TASK.
Write out the entries again exactly as they are given.

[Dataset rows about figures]
##########

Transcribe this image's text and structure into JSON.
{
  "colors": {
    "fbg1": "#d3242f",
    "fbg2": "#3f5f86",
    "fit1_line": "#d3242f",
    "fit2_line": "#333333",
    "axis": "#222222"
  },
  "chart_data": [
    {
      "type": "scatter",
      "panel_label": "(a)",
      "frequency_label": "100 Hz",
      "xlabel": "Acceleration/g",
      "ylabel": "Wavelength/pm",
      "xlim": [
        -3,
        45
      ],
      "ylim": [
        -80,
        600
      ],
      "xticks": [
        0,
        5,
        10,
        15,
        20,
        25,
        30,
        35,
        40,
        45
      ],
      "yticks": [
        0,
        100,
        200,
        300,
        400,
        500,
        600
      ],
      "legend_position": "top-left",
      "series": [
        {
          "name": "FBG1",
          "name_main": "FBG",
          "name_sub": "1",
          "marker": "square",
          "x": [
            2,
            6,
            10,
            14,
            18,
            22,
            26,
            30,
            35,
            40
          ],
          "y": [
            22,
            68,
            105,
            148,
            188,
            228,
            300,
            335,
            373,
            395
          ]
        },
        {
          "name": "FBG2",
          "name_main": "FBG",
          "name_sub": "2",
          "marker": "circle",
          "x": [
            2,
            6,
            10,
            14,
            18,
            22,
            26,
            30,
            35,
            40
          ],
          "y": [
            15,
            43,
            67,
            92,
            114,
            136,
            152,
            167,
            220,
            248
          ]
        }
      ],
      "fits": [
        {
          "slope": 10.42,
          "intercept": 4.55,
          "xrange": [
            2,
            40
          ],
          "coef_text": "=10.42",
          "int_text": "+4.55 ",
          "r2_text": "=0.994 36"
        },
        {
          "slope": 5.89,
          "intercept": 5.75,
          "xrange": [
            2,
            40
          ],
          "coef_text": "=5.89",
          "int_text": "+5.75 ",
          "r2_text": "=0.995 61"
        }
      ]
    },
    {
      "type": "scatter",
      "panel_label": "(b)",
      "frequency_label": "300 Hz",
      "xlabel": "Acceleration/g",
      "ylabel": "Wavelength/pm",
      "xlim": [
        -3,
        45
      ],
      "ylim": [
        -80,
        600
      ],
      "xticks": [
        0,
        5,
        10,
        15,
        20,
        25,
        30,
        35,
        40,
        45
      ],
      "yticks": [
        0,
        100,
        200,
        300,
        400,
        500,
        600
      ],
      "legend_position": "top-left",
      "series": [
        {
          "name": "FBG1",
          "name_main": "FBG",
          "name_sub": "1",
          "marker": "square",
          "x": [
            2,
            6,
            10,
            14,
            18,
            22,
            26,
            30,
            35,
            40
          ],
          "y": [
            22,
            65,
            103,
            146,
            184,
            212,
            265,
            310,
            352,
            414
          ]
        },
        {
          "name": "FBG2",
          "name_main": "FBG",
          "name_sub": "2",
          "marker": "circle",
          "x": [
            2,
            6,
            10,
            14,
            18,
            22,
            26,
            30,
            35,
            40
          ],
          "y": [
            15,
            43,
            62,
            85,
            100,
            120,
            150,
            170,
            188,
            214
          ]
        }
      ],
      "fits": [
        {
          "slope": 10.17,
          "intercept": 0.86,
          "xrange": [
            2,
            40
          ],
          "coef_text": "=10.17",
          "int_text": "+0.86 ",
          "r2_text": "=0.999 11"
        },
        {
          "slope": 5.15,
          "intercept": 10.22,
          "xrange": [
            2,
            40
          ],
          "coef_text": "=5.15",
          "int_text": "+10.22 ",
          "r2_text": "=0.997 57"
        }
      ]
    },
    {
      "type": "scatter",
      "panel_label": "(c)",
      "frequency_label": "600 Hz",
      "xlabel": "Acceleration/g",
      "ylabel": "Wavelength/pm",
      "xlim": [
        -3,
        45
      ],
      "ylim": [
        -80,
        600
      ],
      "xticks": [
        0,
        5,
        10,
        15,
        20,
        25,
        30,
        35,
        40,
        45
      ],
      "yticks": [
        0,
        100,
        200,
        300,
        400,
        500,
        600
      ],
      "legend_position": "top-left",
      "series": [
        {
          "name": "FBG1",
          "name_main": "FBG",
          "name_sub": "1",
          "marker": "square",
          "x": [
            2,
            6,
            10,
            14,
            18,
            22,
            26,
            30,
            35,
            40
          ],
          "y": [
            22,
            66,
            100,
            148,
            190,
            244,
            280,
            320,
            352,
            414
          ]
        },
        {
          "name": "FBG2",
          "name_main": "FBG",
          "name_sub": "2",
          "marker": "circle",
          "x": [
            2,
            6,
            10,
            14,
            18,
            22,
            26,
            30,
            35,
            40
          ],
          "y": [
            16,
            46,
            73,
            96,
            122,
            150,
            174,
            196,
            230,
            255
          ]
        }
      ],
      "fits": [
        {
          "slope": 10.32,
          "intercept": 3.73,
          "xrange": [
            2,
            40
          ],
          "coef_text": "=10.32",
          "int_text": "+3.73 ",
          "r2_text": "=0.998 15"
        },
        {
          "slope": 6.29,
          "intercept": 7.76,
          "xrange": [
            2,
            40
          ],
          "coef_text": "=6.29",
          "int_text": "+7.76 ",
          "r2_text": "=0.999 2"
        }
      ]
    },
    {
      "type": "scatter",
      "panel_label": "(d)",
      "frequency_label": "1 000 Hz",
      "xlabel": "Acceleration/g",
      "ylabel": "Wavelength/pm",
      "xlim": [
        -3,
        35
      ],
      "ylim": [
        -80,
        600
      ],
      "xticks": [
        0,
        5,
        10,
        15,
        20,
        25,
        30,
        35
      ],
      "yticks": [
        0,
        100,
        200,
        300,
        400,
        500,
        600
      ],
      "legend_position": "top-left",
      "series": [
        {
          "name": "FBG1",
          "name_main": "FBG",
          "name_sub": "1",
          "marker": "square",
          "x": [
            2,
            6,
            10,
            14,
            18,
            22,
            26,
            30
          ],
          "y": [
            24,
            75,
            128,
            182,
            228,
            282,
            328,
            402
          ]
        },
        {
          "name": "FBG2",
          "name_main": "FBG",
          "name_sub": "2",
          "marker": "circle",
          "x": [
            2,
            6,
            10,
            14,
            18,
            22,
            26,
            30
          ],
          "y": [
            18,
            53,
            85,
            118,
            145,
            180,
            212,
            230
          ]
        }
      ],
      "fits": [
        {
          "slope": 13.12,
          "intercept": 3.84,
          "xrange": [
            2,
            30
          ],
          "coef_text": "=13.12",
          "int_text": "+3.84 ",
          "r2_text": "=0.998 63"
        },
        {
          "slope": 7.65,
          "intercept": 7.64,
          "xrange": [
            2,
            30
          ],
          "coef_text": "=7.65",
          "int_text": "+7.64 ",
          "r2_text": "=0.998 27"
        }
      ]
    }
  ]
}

##########

OUTPUT FOR THIS TASK.
Transcribe this image's text and structure into JSON.
{
  "colors": {
    "fbg1": "#d3242f",
    "fbg2": "#3f5f86",
    "fit1_line": "#d3242f",
    "fit2_line": "#333333",
    "axis": "#222222"
  },
  "chart_data": [
    {
      "type": "scatter",
      "panel_label": "(a)",
      "frequency_label": "100 Hz",
      "xlabel": "Acceleration/g",
      "ylabel": "Wavelength/pm",
      "xlim": [
        -3,
        45
      ],
      "ylim": [
        -80,
        600
      ],
      "xticks": [
        0,
        5,
        10,
        15,
        20,
        25,
        30,
        35,
        40,
        45
      ],
      "yticks": [
        0,
        100,
        200,
        300,
        400,
        500,
        600
      ],
      "legend_position": "top-left",
      "series": [
        {
          "name": "FBG1",
          "name_main": "FBG",
          "name_sub": "1",
          "marker": "square",
          "x": [
            2,
            6,
            10,
            14,
            18,
            22,
            26,
            30,
            35,
            40
          ],
          "y": [
            22,
            68,
            105,
            148,
            188,
            228,
            300,
            335,
            373,
            395
          ]
        },
        {
          "name": "FBG2",
          "name_main": "FBG",
          "name_sub": "2",
          "marker": "circle",
          "x": [
            2,
            6,
            10,
            14,
            18,
            22,
            26,
            30,
            35,
            40
          ],
          "y": [
            15,
            43,
            67,
            92,
            114,
            136,
            152,
            167,
            220,
            248
          ]
        }
      ],
      "fits": [
        {
          "slope": 10.42,
          "intercept": 4.55,
          "xrange": [
            2,
            40
          ],
          "coef_text": "=10.42",
          "int_text": "+4.55 ",
          "r2_text": "=0.994 36"
        },
        {
          "slope": 5.89,
          "intercept": 5.75,
          "xrange": [
            2,
            40
          ],
          "coef_text": "=5.89",
          "int_text": "+5.75 ",
          "r2_text": "=0.995 61"
        }
      ]
    },
    {
      "type": "scatter",
      "panel_label": "(b)",
      "frequency_label": "300 Hz",
      "xlabel": "Acceleration/g",
      "ylabel": "Wavelength/pm",
      "xlim": [
        -3,
        45
      ],
      "ylim": [
        -80,
        600
      ],
      "xticks": [
        0,
        5,
        10,
        15,
        20,
        25,
        30,
        35,
        40,
        45
      ],
      "yticks": [
        0,
        100,
        200,
        300,
        400,
        500,
        600
      ],
      "legend_position": "top-left",
      "series": [
        {
          "name": "FBG1",
          "name_main": "FBG",
          "name_sub": "1",
          "marker": "square",
          "x": [
            2,
            6,
            10,
            14,
            18,
            22,
            26,
            30,
            35,
            40
          ],
          "y": [
            22,
            65,
            103,
            146,
            184,
            212,
            265,
            310,
            352,
            414
          ]
        },
        {
          "name": "FBG2",
          "name_main": "FBG",
          "name_sub": "2",
          "marker": "circle",
          "x": [
            2,
            6,
            10,
            14,
            18,
            22,
            26,
            30,
            35,
            40
          ],
          "y": [
            15,
            43,
            62,
            85,
            100,
            120,
            150,
            170,
            188,
            214
          ]
        }
      ],
      "fits": [
        {
          "slope": 10.17,
          "intercept": 0.86,
          "xrange": [
            2,
            40
          ],
          "coef_text": "=10.17",
          "int_text": "+0.86 ",
          "r2_text": "=0.999 11"
        },
        {
          "slope": 5.15,
          "intercept": 10.22,
          "xrange": [
            2,
            40
          ],
          "coef_text": "=5.15",
          "int_text": "+10.22 ",
          "r2_text": "=0.997 57"
        }
      ]
    },
    {
      "type": "scatter",
      "panel_label": "(c)",
      "frequency_label": "600 Hz",
      "xlabel": "Acceleration/g",
      "ylabel": "Wavelength/pm",
      "xlim": [
        -3,
        45
      ],
      "ylim": [
        -80,
        600
      ],
      "xticks": [
        0,
        5,
        10,
        15,
        20,
        25,
        30,
        35,
        40,
        45
      ],
      "yticks": [
        0,
        100,
        200,
        300,
        400,
        500,
        600
      ],
      "legend_position": "top-left",
      "series": [
        {
          "name": "FBG1",
          "name_main": "FBG",
          "name_sub": "1",
          "marker": "square",
          "x": [
            2,
            6,
            10,
            14,
            18,
            22,
            26,
            30,
            35,
            40
          ],
          "y": [
            22,
            66,
            100,
            148,
            190,
            244,
            280,
            320,
            352,
            414
          ]
        },
        {
          "name": "FBG2",
          "name_main": "FBG",
          "name_sub": "2",
          "marker": "circle",
          "x": [
            2,
            6,
            10,
            14,
            18,
            22,
            26,
            30,
            35,
            40
          ],
          "y": [
            16,
            46,
            73,
            96,
            122,
            150,
            174,
            196,
            230,
            255
          ]
        }
      ],
      "fits": [
        {
          "slope": 10.32,
          "intercept": 3.73,
          "xrange": [
            2,
            40
          ],
          "coef_text": "=10.32",
          "int_text": "+3.73 ",
          "r2_text": "=0.998 15"
        },
        {
          "slope": 6.29,
          "intercept": 7.76,
          "xrange": [
            2,
            40
          ],
          "coef_text": "=6.29",
          "int_text": "+7.76 ",
          "r2_text": "=0.999 2"
        }
      ]
    },
    {
      "type": "scatter",
      "panel_label": "(d)",
      "frequency_label": "1 000 Hz",
      "xlabel": "Acceleration/g",
      "ylabel": "Wavelength/pm",
      "xlim": [
        -3,
        35
      ],
      "ylim": [
        -80,
        600
      ],
      "xticks": [
        0,
        5,
        10,
        15,
        20,
        25,
        30,
        35
      ],
      "yticks": [
        0,
        100,
        200,
        300,
        400,
        500,
        600
      ],
      "legend_position": "top-left",
      "series": [
        {
          "name": "FBG1",
          "name_main": "FBG",
          "name_sub": "1",
          "marker": "square",
          "x": [
            2,
            6,
            10,
            14,
            18,
            22,
            26,
            30
          ],
          "y": [
            24,
            75,
            128,
            182,
            228,
            282,
            328,
            402
          ]
        },
        {
          "name": "FBG2",
          "name_main": "FBG",
          "name_sub": "2",
          "marker": "circle",
          "x": [
            2,
            6,
            10,
            14,
            18,
            22,
            26,
            30
          ],
          "y": [
            18,
            53,
            85,
            118,
            145,
            180,
            212,
            230
          ]
        }
      ],
      "fits": [
        {
          "slope": 13.12,
          "intercept": 3.84,
          "xrange": [
            2,
            30
          ],
          "coef_text": "=13.12",
          "int_text": "+3.84 ",
          "r2_text": "=0.998 63"
        },
        {
          "slope": 7.65,
          "intercept": 7.64,
          "xrange": [
            2,
            30
          ],
          "coef_text": "=7.65",
          "int_text": "+7.64 ",
          "r2_text": "=0.998 27"
        }
      ]
    }
  ]
}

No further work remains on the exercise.